▸ Tareas por realizar:
a. Indica si estas afirmaciones concuerdan con el texto sobre el caballero: (i) el verdadero caballero católico podía matar por odio personal; (ii) San Bernardo fue el autor de la regla de los Templarios; (iii) después de la batalla, el caballero reza delante de una imagen de Nuestra Señora. Para cada una, responde sí o no y cita literalmente las palabras del texto que lo deciden.
b. Reproduce sin cambios el pasaje del texto sobre el caballero que empieza en "Por eso el caballero, terror" y termina en "por quedar encantados.".
c. Enumera todas las exclamaciones que aparecen en el texto sobre el caballero, es decir, las frases que van entre ¡ y !.

▸ Fragmento para leer:
--------------------------------------------------
Siendo la paz un bien, debe ser amada con mayor amor que la pasión desarreglada con que el malvado se entrega al mal; ellos precisarían ser ardentísimos defensores de la paz, guerreros más feroces en el combate por el bien que los otros lo eran en la lucha por el mal.

El perfil moral del caballero…

Va surgiendo, así, la figura del caballero: un guerrero tremendo, que metía miedo en el adversario, pero sin odio individual. El verdadero caballero católico no podía matar por odio personal. San Bernardo dice en la regla de los Templarios, de la cual él fue el autor, que el caballero debe ser sereno y sin odio individual, sin ninguna de esas pasiones que degradan tanto al hombre cuando él tiene los furores del egoísmo; pero precisa ser terrible para hacer prevalecer el orden que el Creador quiere en la Tierra, los derechos de Dios contestados.

Por eso el caballero, terror de los malos, es un encanto de los buenos. Termina la batalla, el caballero vuelve a su castillo, su presencia es la alegría de todos, porque es cariñoso, es bueno, no es vanidoso, recibe los homenajes que le son debidos, mas tiene el gusto de exaltar el valor de los otros: “Aquel combatió muy bien… Fulano Ud. fue un héroe, yo le doy un título y tal parte de mis tierras…” Recompensas aceptadas por los otros, no por egoísmo sino por quedar encantados.

¡Cómo es bueno el señor!” ¡Cómo es generoso! ¡Cómo es grande! ¡Qué encanto su presencia en el castillo! ¡Allá afuera él era el terror, aquí es la flor del castillo!”

Entonces aparece otro lado del caballero: héroe por amor a Dios, piadoso, antes que nada. Acaba la batalla, él entra en la capilla del castillo, se arrodilla y da gracias por haber escapado ileso. Agradece, sobre todo, por haber conseguido ahuyentar al bárbaro o al mahometano y llevar a los fieles a la victoria, haciendo brillar la gloria de Dios sobre el adversario. Delante de una imagen de Nuestra Señora, él reza especialmente agradecido, enternecido.

Todos cantan juntos. Sería una de las maneras como se podría imaginar la celebración de la victoria.
--------------------------------------------------
▸ Sección de datos:
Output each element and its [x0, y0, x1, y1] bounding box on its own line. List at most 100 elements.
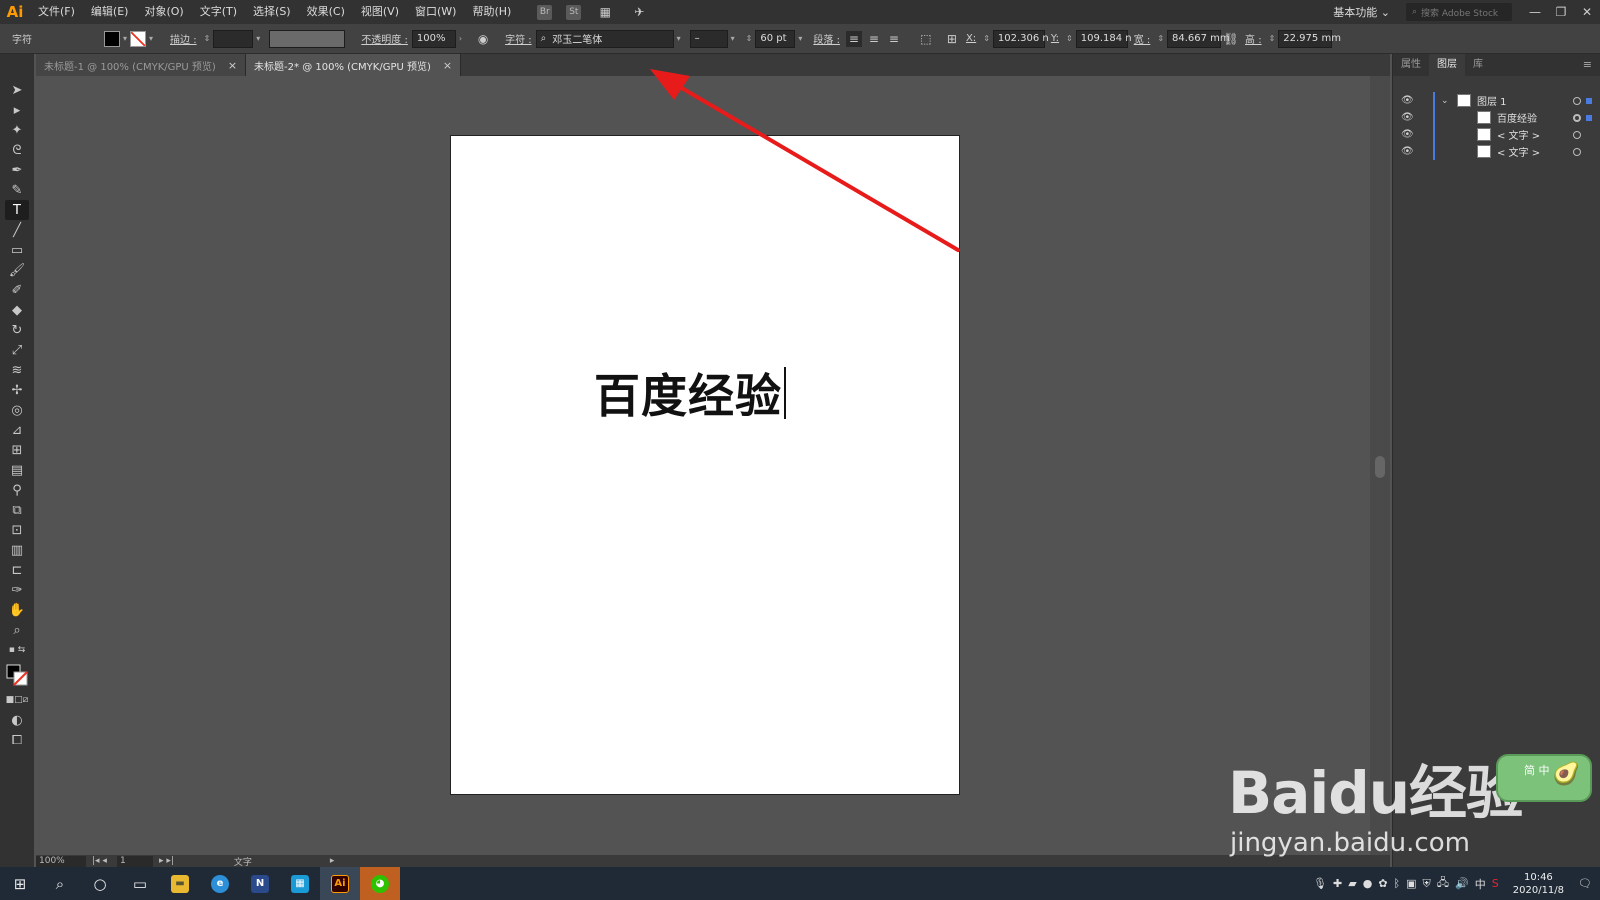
--------------------------------------------------
▸ Respuestas:
a.
(i) No: "El verdadero caballero católico no podía matar por odio personal."
(ii) Sí: "San Bernardo dice en la regla de los Templarios, de la cual él fue el autor"
(iii) Sí: "Delante de una imagen de Nuestra Señora, él reza especialmente agradecido, enternecido."

b.
Por eso el caballero, terror de los malos, es un encanto de los buenos. Termina la batalla, el caballero vuelve a su castillo, su presencia es la alegría de todos, porque es cariñoso, es bueno, no es vanidoso, recibe los homenajes que le son debidos, mas tiene el gusto de exaltar el valor de los otros: “Aquel combatió muy bien… Fulano Ud. fue un héroe, yo le doy un título y tal parte de mis tierras…” Recompensas aceptadas por los otros, no por egoísmo sino por quedar encantados.

c.
- ¡Cómo es bueno el señor!
- ¡Cómo es generoso!
- ¡Cómo es grande!
- ¡Qué encanto su presencia en el castillo!
- ¡Allá afuera él era el terror, aquí es la flor del castillo!